Below is the data. Give it again, complete and exact.
-- Begin Rows --
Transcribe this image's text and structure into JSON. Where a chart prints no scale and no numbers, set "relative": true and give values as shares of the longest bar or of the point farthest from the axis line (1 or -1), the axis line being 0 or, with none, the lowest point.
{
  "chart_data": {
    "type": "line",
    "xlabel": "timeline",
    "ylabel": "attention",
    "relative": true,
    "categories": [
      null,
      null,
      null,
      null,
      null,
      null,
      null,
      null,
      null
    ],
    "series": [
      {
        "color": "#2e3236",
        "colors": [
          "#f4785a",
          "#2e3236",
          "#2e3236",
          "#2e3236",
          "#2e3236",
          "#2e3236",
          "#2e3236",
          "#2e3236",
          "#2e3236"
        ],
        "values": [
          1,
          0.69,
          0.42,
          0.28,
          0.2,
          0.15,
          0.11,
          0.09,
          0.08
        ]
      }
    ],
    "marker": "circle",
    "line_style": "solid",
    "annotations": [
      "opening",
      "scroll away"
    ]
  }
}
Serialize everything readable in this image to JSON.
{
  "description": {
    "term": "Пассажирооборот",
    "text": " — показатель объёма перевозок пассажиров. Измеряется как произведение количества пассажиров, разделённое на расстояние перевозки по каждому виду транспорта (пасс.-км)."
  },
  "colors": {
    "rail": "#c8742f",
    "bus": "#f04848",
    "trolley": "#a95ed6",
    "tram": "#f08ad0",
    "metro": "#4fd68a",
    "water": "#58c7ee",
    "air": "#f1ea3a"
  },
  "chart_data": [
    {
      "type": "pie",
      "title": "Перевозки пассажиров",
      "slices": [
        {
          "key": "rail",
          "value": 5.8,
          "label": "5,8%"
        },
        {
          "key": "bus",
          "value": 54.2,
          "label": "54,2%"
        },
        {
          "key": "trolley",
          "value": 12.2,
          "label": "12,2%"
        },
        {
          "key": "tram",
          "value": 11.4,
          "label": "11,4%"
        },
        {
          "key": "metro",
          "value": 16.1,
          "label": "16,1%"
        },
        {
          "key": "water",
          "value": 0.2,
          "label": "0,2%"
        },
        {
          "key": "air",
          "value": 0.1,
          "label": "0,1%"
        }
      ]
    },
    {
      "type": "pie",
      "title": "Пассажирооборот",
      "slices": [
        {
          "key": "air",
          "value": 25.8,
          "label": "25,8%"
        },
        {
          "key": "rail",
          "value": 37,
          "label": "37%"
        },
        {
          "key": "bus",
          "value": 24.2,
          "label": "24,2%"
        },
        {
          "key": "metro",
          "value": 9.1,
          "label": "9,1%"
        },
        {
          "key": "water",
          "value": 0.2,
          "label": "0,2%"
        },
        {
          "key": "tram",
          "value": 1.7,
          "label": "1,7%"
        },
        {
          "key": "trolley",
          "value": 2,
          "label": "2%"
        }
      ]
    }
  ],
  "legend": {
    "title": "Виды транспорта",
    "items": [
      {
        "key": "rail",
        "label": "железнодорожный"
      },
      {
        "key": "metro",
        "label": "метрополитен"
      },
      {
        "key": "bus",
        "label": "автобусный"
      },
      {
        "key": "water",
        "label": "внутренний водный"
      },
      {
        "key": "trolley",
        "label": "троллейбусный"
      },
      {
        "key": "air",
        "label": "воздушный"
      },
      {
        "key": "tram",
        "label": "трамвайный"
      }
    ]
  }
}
-- End Rows --
Reply to the task
Transcribe this image's text and structure into JSON. Where a chart prints no scale and no numbers, set "relative": true and give values as shares of the longest bar or of the point farthest from the axis line (1 or -1), the axis line being 0 or, with none, the lowest point.
{
  "chart_data": {
    "type": "line",
    "xlabel": "timeline",
    "ylabel": "attention",
    "relative": true,
    "categories": [
      null,
      null,
      null,
      null,
      null,
      null,
      null,
      null,
      null
    ],
    "series": [
      {
        "color": "#2e3236",
        "colors": [
          "#f4785a",
          "#2e3236",
          "#2e3236",
          "#2e3236",
          "#2e3236",
          "#2e3236",
          "#2e3236",
          "#2e3236",
          "#2e3236"
        ],
        "values": [
          1,
          0.69,
          0.42,
          0.28,
          0.2,
          0.15,
          0.11,
          0.09,
          0.08
        ]
      }
    ],
    "marker": "circle",
    "line_style": "solid",
    "annotations": [
      "opening",
      "scroll away"
    ]
  }
}
Serialize everything readable in this image to JSON.
{
  "description": {
    "term": "Пассажирооборот",
    "text": " — показатель объёма перевозок пассажиров. Измеряется как произведение количества пассажиров, разделённое на расстояние перевозки по каждому виду транспорта (пасс.-км)."
  },
  "colors": {
    "rail": "#c8742f",
    "bus": "#f04848",
    "trolley": "#a95ed6",
    "tram": "#f08ad0",
    "metro": "#4fd68a",
    "water": "#58c7ee",
    "air": "#f1ea3a"
  },
  "chart_data": [
    {
      "type": "pie",
      "title": "Перевозки пассажиров",
      "slices": [
        {
          "key": "rail",
          "value": 5.8,
          "label": "5,8%"
        },
        {
          "key": "bus",
          "value": 54.2,
          "label": "54,2%"
        },
        {
          "key": "trolley",
          "value": 12.2,
          "label": "12,2%"
        },
        {
          "key": "tram",
          "value": 11.4,
          "label": "11,4%"
        },
        {
          "key": "metro",
          "value": 16.1,
          "label": "16,1%"
        },
        {
          "key": "water",
          "value": 0.2,
          "label": "0,2%"
        },
        {
          "key": "air",
          "value": 0.1,
          "label": "0,1%"
        }
      ]
    },
    {
      "type": "pie",
      "title": "Пассажирооборот",
      "slices": [
        {
          "key": "air",
          "value": 25.8,
          "label": "25,8%"
        },
        {
          "key": "rail",
          "value": 37,
          "label": "37%"
        },
        {
          "key": "bus",
          "value": 24.2,
          "label": "24,2%"
        },
        {
          "key": "metro",
          "value": 9.1,
          "label": "9,1%"
        },
        {
          "key": "water",
          "value": 0.2,
          "label": "0,2%"
        },
        {
          "key": "tram",
          "value": 1.7,
          "label": "1,7%"
        },
        {
          "key": "trolley",
          "value": 2,
          "label": "2%"
        }
      ]
    }
  ],
  "legend": {
    "title": "Виды транспорта",
    "items": [
      {
        "key": "rail",
        "label": "железнодорожный"
      },
      {
        "key": "metro",
        "label": "метрополитен"
      },
      {
        "key": "bus",
        "label": "автобусный"
      },
      {
        "key": "water",
        "label": "внутренний водный"
      },
      {
        "key": "trolley",
        "label": "троллейбусный"
      },
      {
        "key": "air",
        "label": "воздушный"
      },
      {
        "key": "tram",
        "label": "трамвайный"
      }
    ]
  }
}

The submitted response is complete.